— start SOURCE TEXT —

If you don't know these words, just look them up. You'll learn more that way than if I just tell you what they mean.

I think I may have use for "cunning varlet" at work this week.

Monday, October 18, 2010

IMMORTAL ICE TOADS
Just completed John Blofeld's Taoism: The Road to Immortality, which may be the loveliest overview and exposition of Taoism I have ever read, though not sure I would have said that three or five or ten years ago. Blofeld is one of the spiritual "Old China Hands" whose name turns up among the folks, like David Kidd and Graham Peck, who were lucky enough to be in China in the mid-20th century, sometimes for political reasons, sometimes for spiritual ones.

In this book, nostalgic, informative and objective, I found an explanation (or at least a curious reference) of something that intrigued me in a Hong Kong kung fu drama I enjoyed some months ago: the ice toad. I shouldn't be surprised that scriptwriters of popular Chinese TV series might have heard some old stories of Taoist immortals. Wuxia literature and film is replete with references to Taoist practices.

In a discussion of the "mysterious portal," the gate to immortality, Blofeld retells a classic story of "A Gift from the Moon Goddess." A seeking scholar is invited by a Taoist to follow him into a gleaming white landscape.

— end SOURCE TEXT —
— start RAW DATA —

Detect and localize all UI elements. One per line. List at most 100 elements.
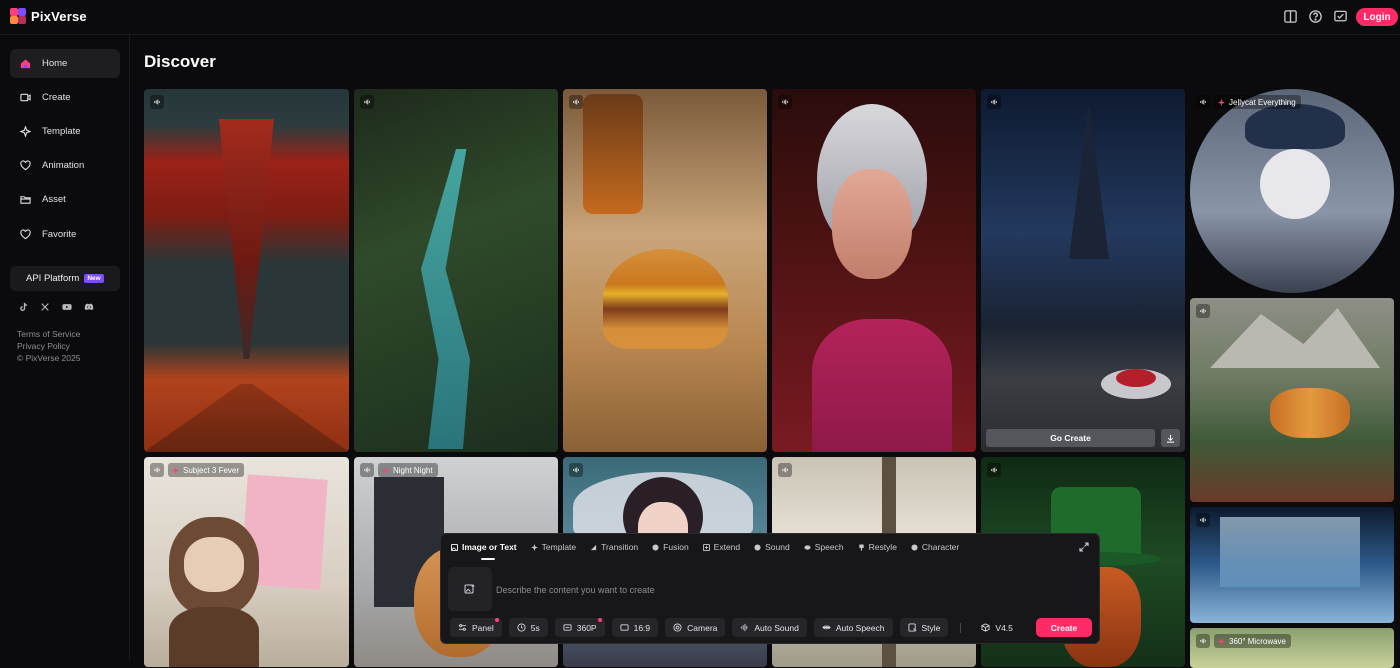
login-button[interactable]: Login <box>1356 8 1398 26</box>
sidebar-item-template[interactable]: Template <box>10 117 120 146</box>
lips-icon <box>822 625 831 630</box>
duration-option[interactable]: 5s <box>508 618 548 637</box>
prompt-input[interactable] <box>496 583 1016 597</box>
tab-restyle[interactable]: Restyle <box>858 534 897 560</box>
create-panel: Image or Text Template Transition Fusion… <box>440 533 1100 644</box>
download-icon <box>1166 434 1175 443</box>
cube-icon <box>981 623 990 632</box>
option-label: 5s <box>530 622 540 633</box>
sidebar-item-favorite[interactable]: Favorite <box>10 220 120 249</box>
auto-speech-option[interactable]: Auto Speech <box>813 618 893 637</box>
tab-label: Template <box>541 542 577 552</box>
camera-option[interactable]: Camera <box>665 618 726 637</box>
tab-template[interactable]: Template <box>530 534 577 560</box>
sparkle-icon <box>382 466 389 474</box>
resolution-option[interactable]: 360P <box>554 618 605 637</box>
sliders-icon <box>458 624 467 631</box>
help-icon[interactable] <box>1308 9 1323 24</box>
page-title: Discover <box>144 52 216 71</box>
sidebar-item-animation[interactable]: Animation <box>10 151 120 180</box>
book-icon[interactable] <box>1283 9 1298 24</box>
sound-wave-icon <box>741 623 748 632</box>
download-button[interactable] <box>1161 429 1180 447</box>
sound-toggle[interactable] <box>150 95 164 109</box>
tab-fusion[interactable]: Fusion <box>652 534 689 560</box>
speaker-icon <box>154 99 160 105</box>
sound-toggle[interactable] <box>987 463 1001 477</box>
privacy-link[interactable]: Privacy Policy <box>17 340 80 352</box>
video-tile[interactable]: Subject 3 Fever <box>144 457 349 667</box>
sound-toggle[interactable] <box>569 95 583 109</box>
new-dot <box>494 618 499 622</box>
sound-toggle[interactable] <box>1196 304 1210 318</box>
logo[interactable]: PixVerse <box>10 8 87 24</box>
notification-icon[interactable] <box>1333 9 1348 24</box>
terms-link[interactable]: Terms of Service <box>17 328 80 340</box>
sound-toggle[interactable] <box>1196 634 1210 648</box>
sound-toggle[interactable] <box>150 463 164 477</box>
sound-toggle[interactable] <box>360 95 374 109</box>
tab-speech[interactable]: Speech <box>804 534 844 560</box>
speaker-icon <box>1200 638 1206 644</box>
tab-sound[interactable]: Sound <box>754 534 790 560</box>
tab-image-or-text[interactable]: Image or Text <box>451 534 517 560</box>
option-label: 16:9 <box>633 622 651 633</box>
sound-toggle[interactable] <box>1196 513 1210 527</box>
image-icon <box>451 543 458 551</box>
sidebar-item-label: Create <box>42 92 71 103</box>
sound-toggle[interactable] <box>360 463 374 477</box>
tab-character[interactable]: Character <box>911 534 959 560</box>
video-tile[interactable]: 360° Microwave <box>1190 628 1394 668</box>
sound-toggle[interactable] <box>778 95 792 109</box>
extend-icon <box>702 543 710 551</box>
tab-extend[interactable]: Extend <box>702 534 741 560</box>
resolution-icon <box>563 624 572 631</box>
sound-toggle[interactable] <box>1196 95 1210 109</box>
youtube-icon[interactable] <box>62 302 72 312</box>
aspect-ratio-option[interactable]: 16:9 <box>611 618 659 637</box>
option-label: Style <box>921 622 941 633</box>
top-bar: PixVerse Login <box>0 0 1400 35</box>
api-platform-button[interactable]: API Platform New <box>10 266 120 291</box>
video-tile[interactable] <box>1190 298 1394 502</box>
go-create-button[interactable]: Go Create <box>986 429 1155 447</box>
expand-icon[interactable] <box>1079 542 1089 552</box>
sound-toggle[interactable] <box>778 463 792 477</box>
sound-toggle[interactable] <box>569 463 583 477</box>
heart-outline-icon <box>20 160 31 171</box>
style-option[interactable]: Style <box>899 618 949 637</box>
sound-toggle[interactable] <box>987 95 1001 109</box>
video-tile[interactable] <box>563 89 767 452</box>
auto-sound-option[interactable]: Auto Sound <box>732 618 807 637</box>
video-tile[interactable] <box>354 89 558 452</box>
sidebar-item-home[interactable]: Home <box>10 49 120 78</box>
x-icon[interactable] <box>40 302 50 312</box>
character-icon <box>911 543 918 551</box>
sidebar-item-create[interactable]: Create <box>10 83 120 112</box>
tab-label: Extend <box>713 542 741 552</box>
speaker-icon <box>782 467 788 473</box>
tab-label: Restyle <box>868 542 897 552</box>
discord-icon[interactable] <box>84 302 94 312</box>
speaker-icon <box>1200 99 1206 105</box>
video-tile[interactable]: Go Create <box>981 89 1185 452</box>
model-selector[interactable]: V4.5 <box>973 618 1021 637</box>
template-tag: Jellycat Everything <box>1214 95 1301 109</box>
tab-transition[interactable]: Transition <box>590 534 638 560</box>
sidebar-item-asset[interactable]: Asset <box>10 185 120 214</box>
tiktok-icon[interactable] <box>18 302 28 312</box>
video-tile[interactable] <box>1190 507 1394 623</box>
fusion-icon <box>652 543 659 551</box>
pixverse-logo-icon <box>10 8 26 24</box>
brand-name: PixVerse <box>31 8 87 24</box>
create-button[interactable]: Create <box>1036 618 1092 637</box>
image-upload-button[interactable] <box>448 567 492 611</box>
speaker-icon <box>1200 308 1206 314</box>
divider <box>960 622 962 633</box>
panel-option[interactable]: Panel <box>450 618 502 637</box>
video-tile[interactable] <box>772 89 976 452</box>
copyright-text: © PixVerse 2025 <box>17 353 81 363</box>
video-tile[interactable] <box>144 89 349 452</box>
video-tile[interactable]: Jellycat Everything <box>1190 89 1394 293</box>
tag-label: Jellycat Everything <box>1229 97 1296 107</box>
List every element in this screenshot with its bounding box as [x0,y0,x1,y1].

— end RAW DATA —

Reproduce the passage in the blog post on immortal ice toads above, starting with "IMMORTAL ICE TOADS" and going on through "for spiritual ones.".

IMMORTAL ICE TOADS
Just completed John Blofeld's Taoism: The Road to Immortality, which may be the loveliest overview and exposition of Taoism I have ever read, though not sure I would have said that three or five or ten years ago. Blofeld is one of the spiritual "Old China Hands" whose name turns up among the folks, like David Kidd and Graham Peck, who were lucky enough to be in China in the mid-20th century, sometimes for political reasons, sometimes for spiritual ones.